» Task to complete
Reproduce all of the listing below without alteration.

Begin Supplied data

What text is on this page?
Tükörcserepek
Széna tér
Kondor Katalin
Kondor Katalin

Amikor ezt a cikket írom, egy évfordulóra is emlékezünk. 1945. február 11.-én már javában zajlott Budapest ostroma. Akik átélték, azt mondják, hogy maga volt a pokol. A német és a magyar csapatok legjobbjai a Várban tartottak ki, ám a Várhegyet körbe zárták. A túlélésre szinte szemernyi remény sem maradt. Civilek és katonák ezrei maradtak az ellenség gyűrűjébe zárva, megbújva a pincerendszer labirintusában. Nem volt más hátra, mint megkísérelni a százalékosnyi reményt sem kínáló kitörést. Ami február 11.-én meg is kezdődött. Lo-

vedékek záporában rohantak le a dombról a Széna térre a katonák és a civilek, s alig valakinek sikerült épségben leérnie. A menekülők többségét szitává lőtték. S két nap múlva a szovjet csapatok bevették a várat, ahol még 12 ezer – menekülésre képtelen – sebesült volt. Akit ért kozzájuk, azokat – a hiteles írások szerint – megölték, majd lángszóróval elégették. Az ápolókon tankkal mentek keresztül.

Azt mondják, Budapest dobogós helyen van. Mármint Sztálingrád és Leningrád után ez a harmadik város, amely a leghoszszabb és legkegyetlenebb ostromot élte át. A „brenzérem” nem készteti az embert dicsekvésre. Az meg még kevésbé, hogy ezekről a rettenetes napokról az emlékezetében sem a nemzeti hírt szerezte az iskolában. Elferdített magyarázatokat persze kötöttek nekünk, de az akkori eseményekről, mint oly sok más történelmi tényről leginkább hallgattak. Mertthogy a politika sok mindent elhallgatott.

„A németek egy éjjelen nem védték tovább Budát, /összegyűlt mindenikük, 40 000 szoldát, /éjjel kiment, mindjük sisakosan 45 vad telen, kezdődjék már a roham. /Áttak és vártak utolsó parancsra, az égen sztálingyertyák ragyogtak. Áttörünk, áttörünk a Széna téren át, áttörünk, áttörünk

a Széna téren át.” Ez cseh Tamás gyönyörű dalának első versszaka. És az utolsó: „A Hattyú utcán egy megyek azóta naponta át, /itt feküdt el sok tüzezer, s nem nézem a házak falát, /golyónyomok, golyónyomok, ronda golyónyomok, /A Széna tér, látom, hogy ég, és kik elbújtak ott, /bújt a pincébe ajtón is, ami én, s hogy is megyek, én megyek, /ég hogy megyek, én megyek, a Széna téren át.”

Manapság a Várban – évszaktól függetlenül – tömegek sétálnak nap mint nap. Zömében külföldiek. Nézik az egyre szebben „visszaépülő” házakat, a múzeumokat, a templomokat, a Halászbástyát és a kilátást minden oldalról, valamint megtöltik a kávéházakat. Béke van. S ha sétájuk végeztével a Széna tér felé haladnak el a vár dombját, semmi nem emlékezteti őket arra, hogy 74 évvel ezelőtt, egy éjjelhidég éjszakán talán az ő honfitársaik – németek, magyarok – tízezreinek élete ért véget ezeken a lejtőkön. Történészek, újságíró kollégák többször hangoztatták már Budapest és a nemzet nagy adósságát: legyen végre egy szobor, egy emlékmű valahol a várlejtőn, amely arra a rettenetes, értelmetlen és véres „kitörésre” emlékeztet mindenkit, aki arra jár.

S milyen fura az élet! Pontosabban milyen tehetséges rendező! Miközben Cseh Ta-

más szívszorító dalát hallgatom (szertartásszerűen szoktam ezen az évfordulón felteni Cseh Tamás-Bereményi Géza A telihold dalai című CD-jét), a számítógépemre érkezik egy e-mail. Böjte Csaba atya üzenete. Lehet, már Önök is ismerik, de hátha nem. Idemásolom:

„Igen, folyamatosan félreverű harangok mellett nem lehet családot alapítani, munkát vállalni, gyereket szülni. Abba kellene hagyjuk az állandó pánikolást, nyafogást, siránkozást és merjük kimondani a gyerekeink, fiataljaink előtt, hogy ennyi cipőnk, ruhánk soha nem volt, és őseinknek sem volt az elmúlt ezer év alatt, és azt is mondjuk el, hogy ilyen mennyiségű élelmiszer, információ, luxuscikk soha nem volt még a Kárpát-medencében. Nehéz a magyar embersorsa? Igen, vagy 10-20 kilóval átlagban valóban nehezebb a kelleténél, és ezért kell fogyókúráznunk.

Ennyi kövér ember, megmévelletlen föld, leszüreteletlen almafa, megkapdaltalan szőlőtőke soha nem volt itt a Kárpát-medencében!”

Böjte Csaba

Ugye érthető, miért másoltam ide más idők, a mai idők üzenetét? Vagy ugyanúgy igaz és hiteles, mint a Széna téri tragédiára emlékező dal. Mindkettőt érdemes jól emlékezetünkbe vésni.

End Supplied data

» Finished exercise
What text is on this page?
Tükörcserepek
Széna tér
Kondor Katalin
Kondor Katalin

Amikor ezt a cikket írom, egy évfordulóra is emlékezünk. 1945. február 11.-én már javában zajlott Budapest ostroma. Akik átélték, azt mondják, hogy maga volt a pokol. A német és a magyar csapatok legjobbjai a Várban tartottak ki, ám a Várhegyet körbe zárták. A túlélésre szinte szemernyi remény sem maradt. Civilek és katonák ezrei maradtak az ellenség gyűrűjébe zárva, megbújva a pincerendszer labirintusában. Nem volt más hátra, mint megkísérelni a százalékosnyi reményt sem kínáló kitörést. Ami február 11.-én meg is kezdődött. Lo-

vedékek záporában rohantak le a dombról a Széna térre a katonák és a civilek, s alig valakinek sikerült épségben leérnie. A menekülők többségét szitává lőtték. S két nap múlva a szovjet csapatok bevették a várat, ahol még 12 ezer – menekülésre képtelen – sebesült volt. Akit ért kozzájuk, azokat – a hiteles írások szerint – megölték, majd lángszóróval elégették. Az ápolókon tankkal mentek keresztül.

Azt mondják, Budapest dobogós helyen van. Mármint Sztálingrád és Leningrád után ez a harmadik város, amely a leghoszszabb és legkegyetlenebb ostromot élte át. A „brenzérem” nem készteti az embert dicsekvésre. Az meg még kevésbé, hogy ezekről a rettenetes napokról az emlékezetében sem a nemzeti hírt szerezte az iskolában. Elferdített magyarázatokat persze kötöttek nekünk, de az akkori eseményekről, mint oly sok más történelmi tényről leginkább hallgattak. Mertthogy a politika sok mindent elhallgatott.

„A németek egy éjjelen nem védték tovább Budát, /összegyűlt mindenikük, 40 000 szoldát, /éjjel kiment, mindjük sisakosan 45 vad telen, kezdődjék már a roham. /Áttak és vártak utolsó parancsra, az égen sztálingyertyák ragyogtak. Áttörünk, áttörünk a Széna téren át, áttörünk, áttörünk

a Széna téren át.” Ez cseh Tamás gyönyörű dalának első versszaka. És az utolsó: „A Hattyú utcán egy megyek azóta naponta át, /itt feküdt el sok tüzezer, s nem nézem a házak falát, /golyónyomok, golyónyomok, ronda golyónyomok, /A Széna tér, látom, hogy ég, és kik elbújtak ott, /bújt a pincébe ajtón is, ami én, s hogy is megyek, én megyek, /ég hogy megyek, én megyek, a Széna téren át.”

Manapság a Várban – évszaktól függetlenül – tömegek sétálnak nap mint nap. Zömében külföldiek. Nézik az egyre szebben „visszaépülő” házakat, a múzeumokat, a templomokat, a Halászbástyát és a kilátást minden oldalról, valamint megtöltik a kávéházakat. Béke van. S ha sétájuk végeztével a Széna tér felé haladnak el a vár dombját, semmi nem emlékezteti őket arra, hogy 74 évvel ezelőtt, egy éjjelhidég éjszakán talán az ő honfitársaik – németek, magyarok – tízezreinek élete ért véget ezeken a lejtőkön. Történészek, újságíró kollégák többször hangoztatták már Budapest és a nemzet nagy adósságát: legyen végre egy szobor, egy emlékmű valahol a várlejtőn, amely arra a rettenetes, értelmetlen és véres „kitörésre” emlékeztet mindenkit, aki arra jár.

S milyen fura az élet! Pontosabban milyen tehetséges rendező! Miközben Cseh Ta-

más szívszorító dalát hallgatom (szertartásszerűen szoktam ezen az évfordulón felteni Cseh Tamás-Bereményi Géza A telihold dalai című CD-jét), a számítógépemre érkezik egy e-mail. Böjte Csaba atya üzenete. Lehet, már Önök is ismerik, de hátha nem. Idemásolom:

„Igen, folyamatosan félreverű harangok mellett nem lehet családot alapítani, munkát vállalni, gyereket szülni. Abba kellene hagyjuk az állandó pánikolást, nyafogást, siránkozást és merjük kimondani a gyerekeink, fiataljaink előtt, hogy ennyi cipőnk, ruhánk soha nem volt, és őseinknek sem volt az elmúlt ezer év alatt, és azt is mondjuk el, hogy ilyen mennyiségű élelmiszer, információ, luxuscikk soha nem volt még a Kárpát-medencében. Nehéz a magyar embersorsa? Igen, vagy 10-20 kilóval átlagban valóban nehezebb a kelleténél, és ezért kell fogyókúráznunk.

Ennyi kövér ember, megmévelletlen föld, leszüreteletlen almafa, megkapdaltalan szőlőtőke soha nem volt itt a Kárpát-medencében!”

Böjte Csaba

Ugye érthető, miért másoltam ide más idők, a mai idők üzenetét? Vagy ugyanúgy igaz és hiteles, mint a Széna téri tragédiára emlékező dal. Mindkettőt érdemes jól emlékezetünkbe vésni.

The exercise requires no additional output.